◆ Dataset entries ◆
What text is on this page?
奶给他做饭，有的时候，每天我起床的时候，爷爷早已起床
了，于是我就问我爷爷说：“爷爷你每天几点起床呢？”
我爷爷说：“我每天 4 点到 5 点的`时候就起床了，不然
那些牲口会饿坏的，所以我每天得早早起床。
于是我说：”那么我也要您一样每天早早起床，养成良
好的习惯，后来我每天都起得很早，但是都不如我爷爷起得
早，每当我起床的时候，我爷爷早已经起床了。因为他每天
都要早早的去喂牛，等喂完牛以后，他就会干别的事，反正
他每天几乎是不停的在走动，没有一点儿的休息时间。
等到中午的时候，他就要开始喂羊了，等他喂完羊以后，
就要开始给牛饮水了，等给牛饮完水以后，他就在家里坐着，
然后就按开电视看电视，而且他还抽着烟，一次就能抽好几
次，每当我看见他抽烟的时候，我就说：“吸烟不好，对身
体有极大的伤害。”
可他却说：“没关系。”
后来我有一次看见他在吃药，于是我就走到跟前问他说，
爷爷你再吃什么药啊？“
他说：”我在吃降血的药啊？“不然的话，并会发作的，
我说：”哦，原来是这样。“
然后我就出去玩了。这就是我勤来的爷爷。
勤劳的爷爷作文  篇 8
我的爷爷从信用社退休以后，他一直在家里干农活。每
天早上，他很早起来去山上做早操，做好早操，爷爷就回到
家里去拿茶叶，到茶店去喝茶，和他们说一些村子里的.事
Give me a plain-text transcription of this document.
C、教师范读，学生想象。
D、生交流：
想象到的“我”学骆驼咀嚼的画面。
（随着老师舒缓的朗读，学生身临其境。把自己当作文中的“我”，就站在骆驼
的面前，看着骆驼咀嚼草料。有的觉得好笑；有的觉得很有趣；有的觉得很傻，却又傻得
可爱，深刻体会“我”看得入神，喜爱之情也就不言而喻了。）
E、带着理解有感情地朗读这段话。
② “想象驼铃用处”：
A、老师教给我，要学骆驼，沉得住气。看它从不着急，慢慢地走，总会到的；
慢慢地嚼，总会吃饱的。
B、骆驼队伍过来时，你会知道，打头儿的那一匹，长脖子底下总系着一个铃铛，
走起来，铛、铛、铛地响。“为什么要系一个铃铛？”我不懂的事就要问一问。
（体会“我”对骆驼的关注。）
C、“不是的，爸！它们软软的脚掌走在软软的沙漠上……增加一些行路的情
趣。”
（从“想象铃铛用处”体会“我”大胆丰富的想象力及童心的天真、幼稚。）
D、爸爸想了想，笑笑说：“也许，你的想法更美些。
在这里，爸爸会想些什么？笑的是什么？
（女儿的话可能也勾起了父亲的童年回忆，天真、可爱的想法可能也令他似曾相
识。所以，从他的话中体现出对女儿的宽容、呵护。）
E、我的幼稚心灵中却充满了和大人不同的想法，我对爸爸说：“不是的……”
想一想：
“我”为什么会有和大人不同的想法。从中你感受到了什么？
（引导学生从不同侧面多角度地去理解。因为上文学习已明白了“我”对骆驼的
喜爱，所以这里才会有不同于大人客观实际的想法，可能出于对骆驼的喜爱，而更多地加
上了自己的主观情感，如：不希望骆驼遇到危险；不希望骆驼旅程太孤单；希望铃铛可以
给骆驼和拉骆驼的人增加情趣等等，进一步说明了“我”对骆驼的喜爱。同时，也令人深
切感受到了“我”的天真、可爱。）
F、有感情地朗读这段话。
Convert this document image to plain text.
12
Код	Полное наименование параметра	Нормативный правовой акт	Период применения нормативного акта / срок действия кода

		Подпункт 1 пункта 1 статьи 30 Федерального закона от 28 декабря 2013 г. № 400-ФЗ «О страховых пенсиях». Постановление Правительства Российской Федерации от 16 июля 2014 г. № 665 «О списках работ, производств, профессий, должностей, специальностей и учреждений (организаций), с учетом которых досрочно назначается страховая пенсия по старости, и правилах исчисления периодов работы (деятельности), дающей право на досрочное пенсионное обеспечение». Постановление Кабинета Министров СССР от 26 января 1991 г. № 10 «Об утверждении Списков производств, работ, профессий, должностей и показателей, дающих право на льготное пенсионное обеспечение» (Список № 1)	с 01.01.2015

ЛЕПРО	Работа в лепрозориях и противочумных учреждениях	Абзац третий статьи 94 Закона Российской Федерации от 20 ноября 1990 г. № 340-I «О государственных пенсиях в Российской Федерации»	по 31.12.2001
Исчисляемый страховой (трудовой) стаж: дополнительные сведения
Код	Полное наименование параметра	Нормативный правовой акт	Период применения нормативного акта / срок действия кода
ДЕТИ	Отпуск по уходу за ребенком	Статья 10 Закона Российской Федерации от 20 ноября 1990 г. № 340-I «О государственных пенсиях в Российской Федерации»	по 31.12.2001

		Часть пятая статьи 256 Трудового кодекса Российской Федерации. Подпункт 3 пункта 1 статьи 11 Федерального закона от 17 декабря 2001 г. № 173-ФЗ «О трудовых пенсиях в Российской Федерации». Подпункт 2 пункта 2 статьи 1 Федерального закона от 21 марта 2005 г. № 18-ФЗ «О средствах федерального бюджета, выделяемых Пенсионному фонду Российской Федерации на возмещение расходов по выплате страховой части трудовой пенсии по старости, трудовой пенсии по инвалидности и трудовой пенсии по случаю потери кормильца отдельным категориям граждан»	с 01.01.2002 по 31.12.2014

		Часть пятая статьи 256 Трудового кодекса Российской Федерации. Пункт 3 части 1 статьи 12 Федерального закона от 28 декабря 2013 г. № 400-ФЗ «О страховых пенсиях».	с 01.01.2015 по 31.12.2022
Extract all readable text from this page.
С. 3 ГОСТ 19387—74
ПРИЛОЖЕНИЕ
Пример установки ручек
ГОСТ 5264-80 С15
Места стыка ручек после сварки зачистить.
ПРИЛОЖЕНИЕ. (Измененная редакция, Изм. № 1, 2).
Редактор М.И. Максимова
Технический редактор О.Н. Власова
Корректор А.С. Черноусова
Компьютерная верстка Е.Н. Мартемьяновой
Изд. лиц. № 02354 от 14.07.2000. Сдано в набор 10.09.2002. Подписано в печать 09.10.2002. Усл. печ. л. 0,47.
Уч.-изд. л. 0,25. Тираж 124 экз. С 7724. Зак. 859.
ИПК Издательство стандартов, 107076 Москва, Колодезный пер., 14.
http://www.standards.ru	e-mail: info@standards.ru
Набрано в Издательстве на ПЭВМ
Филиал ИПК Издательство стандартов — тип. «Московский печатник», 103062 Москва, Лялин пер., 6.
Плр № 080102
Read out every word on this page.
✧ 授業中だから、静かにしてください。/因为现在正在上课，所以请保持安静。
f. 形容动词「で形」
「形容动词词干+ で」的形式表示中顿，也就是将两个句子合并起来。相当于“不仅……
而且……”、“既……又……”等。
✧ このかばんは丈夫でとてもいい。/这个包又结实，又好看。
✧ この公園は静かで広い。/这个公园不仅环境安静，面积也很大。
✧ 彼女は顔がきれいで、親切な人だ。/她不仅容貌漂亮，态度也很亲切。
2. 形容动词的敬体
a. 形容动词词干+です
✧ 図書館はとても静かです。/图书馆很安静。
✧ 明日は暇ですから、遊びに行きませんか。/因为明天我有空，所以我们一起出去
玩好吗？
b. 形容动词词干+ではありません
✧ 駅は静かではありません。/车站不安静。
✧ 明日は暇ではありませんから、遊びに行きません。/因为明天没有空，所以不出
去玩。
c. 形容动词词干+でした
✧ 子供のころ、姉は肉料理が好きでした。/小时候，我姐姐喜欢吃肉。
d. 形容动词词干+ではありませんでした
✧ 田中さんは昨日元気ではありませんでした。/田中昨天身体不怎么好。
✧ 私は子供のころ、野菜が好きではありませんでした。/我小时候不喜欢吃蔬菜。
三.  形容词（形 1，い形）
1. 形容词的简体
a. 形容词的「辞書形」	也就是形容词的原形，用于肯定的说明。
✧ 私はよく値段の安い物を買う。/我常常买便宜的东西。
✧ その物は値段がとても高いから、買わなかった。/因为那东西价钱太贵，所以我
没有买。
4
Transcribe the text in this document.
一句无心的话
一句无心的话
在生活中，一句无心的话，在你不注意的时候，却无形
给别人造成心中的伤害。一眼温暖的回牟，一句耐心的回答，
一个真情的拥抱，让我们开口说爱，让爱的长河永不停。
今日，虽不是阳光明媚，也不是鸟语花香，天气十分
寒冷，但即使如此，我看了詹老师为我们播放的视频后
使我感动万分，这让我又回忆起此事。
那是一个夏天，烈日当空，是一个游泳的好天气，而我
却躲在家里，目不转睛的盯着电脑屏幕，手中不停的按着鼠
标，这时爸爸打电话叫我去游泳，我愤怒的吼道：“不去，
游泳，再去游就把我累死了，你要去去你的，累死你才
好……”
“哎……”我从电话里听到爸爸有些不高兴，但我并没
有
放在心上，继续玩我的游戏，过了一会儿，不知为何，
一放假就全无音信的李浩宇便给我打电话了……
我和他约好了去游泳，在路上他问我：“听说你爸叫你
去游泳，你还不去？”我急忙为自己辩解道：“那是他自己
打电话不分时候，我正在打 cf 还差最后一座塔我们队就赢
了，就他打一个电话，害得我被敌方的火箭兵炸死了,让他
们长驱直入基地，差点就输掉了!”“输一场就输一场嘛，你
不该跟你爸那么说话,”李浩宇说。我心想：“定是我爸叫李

◆ WHAT THE TASK REQUIRES ◆
Transcribe word for word the lines from the one holding "Transcribe the text in this document." to the last line of the listing above, inclusive.

◆ COMPLETED EXERCISE ◆
Transcribe the text in this document.
一句无心的话
一句无心的话
在生活中，一句无心的话，在你不注意的时候，却无形
给别人造成心中的伤害。一眼温暖的回牟，一句耐心的回答，
一个真情的拥抱，让我们开口说爱，让爱的长河永不停。
今日，虽不是阳光明媚，也不是鸟语花香，天气十分
寒冷，但即使如此，我看了詹老师为我们播放的视频后
使我感动万分，这让我又回忆起此事。
那是一个夏天，烈日当空，是一个游泳的好天气，而我
却躲在家里，目不转睛的盯着电脑屏幕，手中不停的按着鼠
标，这时爸爸打电话叫我去游泳，我愤怒的吼道：“不去，
游泳，再去游就把我累死了，你要去去你的，累死你才
好……”
“哎……”我从电话里听到爸爸有些不高兴，但我并没
有
放在心上，继续玩我的游戏，过了一会儿，不知为何，
一放假就全无音信的李浩宇便给我打电话了……
我和他约好了去游泳，在路上他问我：“听说你爸叫你
去游泳，你还不去？”我急忙为自己辩解道：“那是他自己
打电话不分时候，我正在打 cf 还差最后一座塔我们队就赢
了，就他打一个电话，害得我被敌方的火箭兵炸死了,让他
们长驱直入基地，差点就输掉了!”“输一场就输一场嘛，你
不该跟你爸那么说话,”李浩宇说。我心想：“定是我爸叫李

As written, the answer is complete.